Task directions
Retype the records below exactly as they appear, but leave out any pictures.
Begin Data for processing
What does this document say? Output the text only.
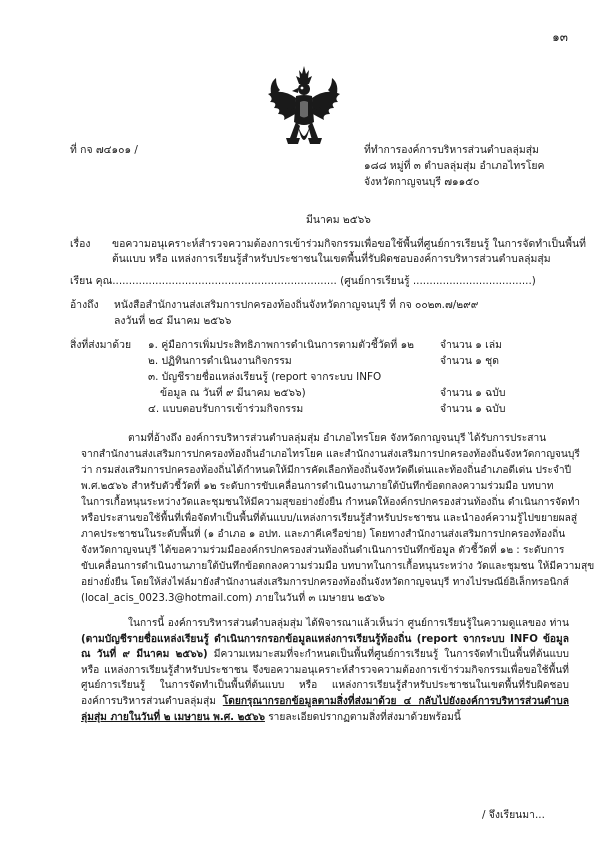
๑๓
ที่ กจ ๗๔๑๐๑ /	ที่ทำการองค์การบริหารส่วนตำบลลุ่มสุ่ม
๑๘๘ หมู่ที่ ๓ ตำบลลุ่มสุ่ม อำเภอไทรโยค
จังหวัดกาญจนบุรี ๗๑๑๕๐
มีนาคม ๒๕๖๖
เรื่อง ขอความอนุเคราะห์สำรวจความต้องการเข้าร่วมกิจกรรมเพื่อขอใช้พื้นที่ศูนย์การเรียนรู้ ในการจัดทำเป็นพื้นที่
ต้นแบบ หรือ แหล่งการเรียนรู้สำหรับประชาชนในเขตพื้นที่รับผิดชอบองค์การบริหารส่วนตำบลลุ่มสุ่ม
เรียน คุณ.................................................................... (ศูนย์การเรียนรู้ ....................................)
อ้างถึง หนังสือสำนักงานส่งเสริมการปกครองท้องถิ่นจังหวัดกาญจนบุรี ที่ กจ ๐๐๒๓.๗/๒๙๙
ลงวันที่ ๒๔ มีนาคม ๒๕๖๖
สิ่งที่ส่งมาด้วย ๑. คู่มือการเพิ่มประสิทธิภาพการดำเนินการตามตัวชี้วัดที่ ๑๒ จำนวน ๑ เล่ม
๒. ปฏิทินการดำเนินงานกิจกรรม	จำนวน ๑ ชุด
๓. บัญชีรายชื่อแหล่งเรียนรู้ (report จากระบบ INFO
ข้อมูล ณ วันที่ ๙ มีนาคม ๒๕๖๖)	จำนวน ๑ ฉบับ
๔. แบบตอบรับการเข้าร่วมกิจกรรม	จำนวน ๑ ฉบับ
ตามที่อ้างถึง องค์การบริหารส่วนตำบลลุ่มสุ่ม อำเภอไทรโยค จังหวัดกาญจนบุรี ได้รับการประสาน
จากสำนักงานส่งเสริมการปกครองท้องถิ่นอำเภอไทรโยค และสำนักงานส่งเสริมการปกครองท้องถิ่นจังหวัดกาญจนบุรี
ว่า กรมส่งเสริมการปกครองท้องถิ่นได้กำหนดให้มีการคัดเลือกท้องถิ่นจังหวัดดีเด่นและท้องถิ่นอำเภอดีเด่น ประจำปี
พ.ศ.๒๕๖๖ สำหรับตัวชี้วัดที่ ๑๒ ระดับการขับเคลื่อนการดำเนินงานภายใต้บันทึกข้อตกลงความร่วมมือ บทบาท
ในการเกื้อหนุนระหว่างวัดและชุมชนให้มีความสุขอย่างยั่งยืน กำหนดให้องค์กรปกครองส่วนท้องถิ่น ดำเนินการจัดทำ
หรือประสานขอใช้พื้นที่เพื่อจัดทำเป็นพื้นที่ต้นแบบ/แหล่งการเรียนรู้สำหรับประชาชน และนำองค์ความรู้ไปขยายผลสู่
ภาคประชาชนในระดับพื้นที่ (๑ อำเภอ ๑ อปท. และภาคีเครือข่าย) โดยทางสำนักงานส่งเสริมการปกครองท้องถิ่น
จังหวัดกาญจนบุรี ได้ขอความร่วมมือองค์กรปกครองส่วนท้องถิ่นดำเนินการบันทึกข้อมูล ตัวชี้วัดที่ ๑๒ : ระดับการ
ขับเคลื่อนการดำเนินงานภายใต้บันทึกข้อตกลงความร่วมมือ บทบาทในการเกื้อหนุนระหว่าง วัดและชุมชน ให้มีความสุข
อย่างยั่งยืน โดยให้ส่งไฟล์มายังสำนักงานส่งเสริมการปกครองท้องถิ่นจังหวัดกาญจนบุรี ทางไปรษณีย์อิเล็กทรอนิกส์
(local_acis_0023.3@hotmail.com) ภายในวันที่ ๓ เมษายน ๒๕๖๖
ในการนี้ องค์การบริหารส่วนตำบลลุ่มสุ่ม ได้พิจารณาแล้วเห็นว่า ศูนย์การเรียนรู้ในความดูแลของ ท่าน (ตามบัญชีรายชื่อแหล่งเรียนรู้ ดำเนินการกรอกข้อมูลแหล่งการเรียนรู้ท้องถิ่น (report จากระบบ INFO ข้อมูล ณ วันที่ ๙ มีนาคม ๒๕๖๖) มีความเหมาะสมที่จะกำหนดเป็นพื้นที่ศูนย์การเรียนรู้ ในการจัดทำเป็นพื้นที่ต้นแบบ หรือ แหล่งการเรียนรู้สำหรับประชาชน จึงขอความอนุเคราะห์สำรวจความต้องการเข้าร่วมกิจกรรมเพื่อขอใช้พื้นที่ศูนย์การเรียนรู้ ในการจัดทำเป็นพื้นที่ต้นแบบ หรือ แหล่งการเรียนรู้สำหรับประชาชนในเขตพื้นที่รับผิดชอบองค์การบริหารส่วนตำบลลุ่มสุ่ม โดยกรุณากรอกข้อมูลตามสิ่งที่ส่งมาด้วย ๔ กลับไปยังองค์การบริหารส่วนตำบลลุ่มสุ่ม ภายในวันที่ ๒ เมษายน พ.ศ. ๒๕๖๖ รายละเอียดปรากฏตามสิ่งที่ส่งมาด้วยพร้อมนี้
/ จึงเรียนมา...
End Data for processing
Worked solution
What does this document say? Output the text only.
๑๓
ที่ กจ ๗๔๑๐๑ /	ที่ทำการองค์การบริหารส่วนตำบลลุ่มสุ่ม
๑๘๘ หมู่ที่ ๓ ตำบลลุ่มสุ่ม อำเภอไทรโยค
จังหวัดกาญจนบุรี ๗๑๑๕๐
มีนาคม ๒๕๖๖
เรื่อง ขอความอนุเคราะห์สำรวจความต้องการเข้าร่วมกิจกรรมเพื่อขอใช้พื้นที่ศูนย์การเรียนรู้ ในการจัดทำเป็นพื้นที่
ต้นแบบ หรือ แหล่งการเรียนรู้สำหรับประชาชนในเขตพื้นที่รับผิดชอบองค์การบริหารส่วนตำบลลุ่มสุ่ม
เรียน คุณ.................................................................... (ศูนย์การเรียนรู้ ....................................)
อ้างถึง หนังสือสำนักงานส่งเสริมการปกครองท้องถิ่นจังหวัดกาญจนบุรี ที่ กจ ๐๐๒๓.๗/๒๙๙
ลงวันที่ ๒๔ มีนาคม ๒๕๖๖
สิ่งที่ส่งมาด้วย ๑. คู่มือการเพิ่มประสิทธิภาพการดำเนินการตามตัวชี้วัดที่ ๑๒ จำนวน ๑ เล่ม
๒. ปฏิทินการดำเนินงานกิจกรรม	จำนวน ๑ ชุด
๓. บัญชีรายชื่อแหล่งเรียนรู้ (report จากระบบ INFO
ข้อมูล ณ วันที่ ๙ มีนาคม ๒๕๖๖)	จำนวน ๑ ฉบับ
๔. แบบตอบรับการเข้าร่วมกิจกรรม	จำนวน ๑ ฉบับ
ตามที่อ้างถึง องค์การบริหารส่วนตำบลลุ่มสุ่ม อำเภอไทรโยค จังหวัดกาญจนบุรี ได้รับการประสาน
จากสำนักงานส่งเสริมการปกครองท้องถิ่นอำเภอไทรโยค และสำนักงานส่งเสริมการปกครองท้องถิ่นจังหวัดกาญจนบุรี
ว่า กรมส่งเสริมการปกครองท้องถิ่นได้กำหนดให้มีการคัดเลือกท้องถิ่นจังหวัดดีเด่นและท้องถิ่นอำเภอดีเด่น ประจำปี
พ.ศ.๒๕๖๖ สำหรับตัวชี้วัดที่ ๑๒ ระดับการขับเคลื่อนการดำเนินงานภายใต้บันทึกข้อตกลงความร่วมมือ บทบาท
ในการเกื้อหนุนระหว่างวัดและชุมชนให้มีความสุขอย่างยั่งยืน กำหนดให้องค์กรปกครองส่วนท้องถิ่น ดำเนินการจัดทำ
หรือประสานขอใช้พื้นที่เพื่อจัดทำเป็นพื้นที่ต้นแบบ/แหล่งการเรียนรู้สำหรับประชาชน และนำองค์ความรู้ไปขยายผลสู่
ภาคประชาชนในระดับพื้นที่ (๑ อำเภอ ๑ อปท. และภาคีเครือข่าย) โดยทางสำนักงานส่งเสริมการปกครองท้องถิ่น
จังหวัดกาญจนบุรี ได้ขอความร่วมมือองค์กรปกครองส่วนท้องถิ่นดำเนินการบันทึกข้อมูล ตัวชี้วัดที่ ๑๒ : ระดับการ
ขับเคลื่อนการดำเนินงานภายใต้บันทึกข้อตกลงความร่วมมือ บทบาทในการเกื้อหนุนระหว่าง วัดและชุมชน ให้มีความสุข
อย่างยั่งยืน โดยให้ส่งไฟล์มายังสำนักงานส่งเสริมการปกครองท้องถิ่นจังหวัดกาญจนบุรี ทางไปรษณีย์อิเล็กทรอนิกส์
(local_acis_0023.3@hotmail.com) ภายในวันที่ ๓ เมษายน ๒๕๖๖
ในการนี้ องค์การบริหารส่วนตำบลลุ่มสุ่ม ได้พิจารณาแล้วเห็นว่า ศูนย์การเรียนรู้ในความดูแลของ ท่าน (ตามบัญชีรายชื่อแหล่งเรียนรู้ ดำเนินการกรอกข้อมูลแหล่งการเรียนรู้ท้องถิ่น (report จากระบบ INFO ข้อมูล ณ วันที่ ๙ มีนาคม ๒๕๖๖) มีความเหมาะสมที่จะกำหนดเป็นพื้นที่ศูนย์การเรียนรู้ ในการจัดทำเป็นพื้นที่ต้นแบบ หรือ แหล่งการเรียนรู้สำหรับประชาชน จึงขอความอนุเคราะห์สำรวจความต้องการเข้าร่วมกิจกรรมเพื่อขอใช้พื้นที่ศูนย์การเรียนรู้ ในการจัดทำเป็นพื้นที่ต้นแบบ หรือ แหล่งการเรียนรู้สำหรับประชาชนในเขตพื้นที่รับผิดชอบองค์การบริหารส่วนตำบลลุ่มสุ่ม โดยกรุณากรอกข้อมูลตามสิ่งที่ส่งมาด้วย ๔ กลับไปยังองค์การบริหารส่วนตำบลลุ่มสุ่ม ภายในวันที่ ๒ เมษายน พ.ศ. ๒๕๖๖ รายละเอียดปรากฏตามสิ่งที่ส่งมาด้วยพร้อมนี้
/ จึงเรียนมา...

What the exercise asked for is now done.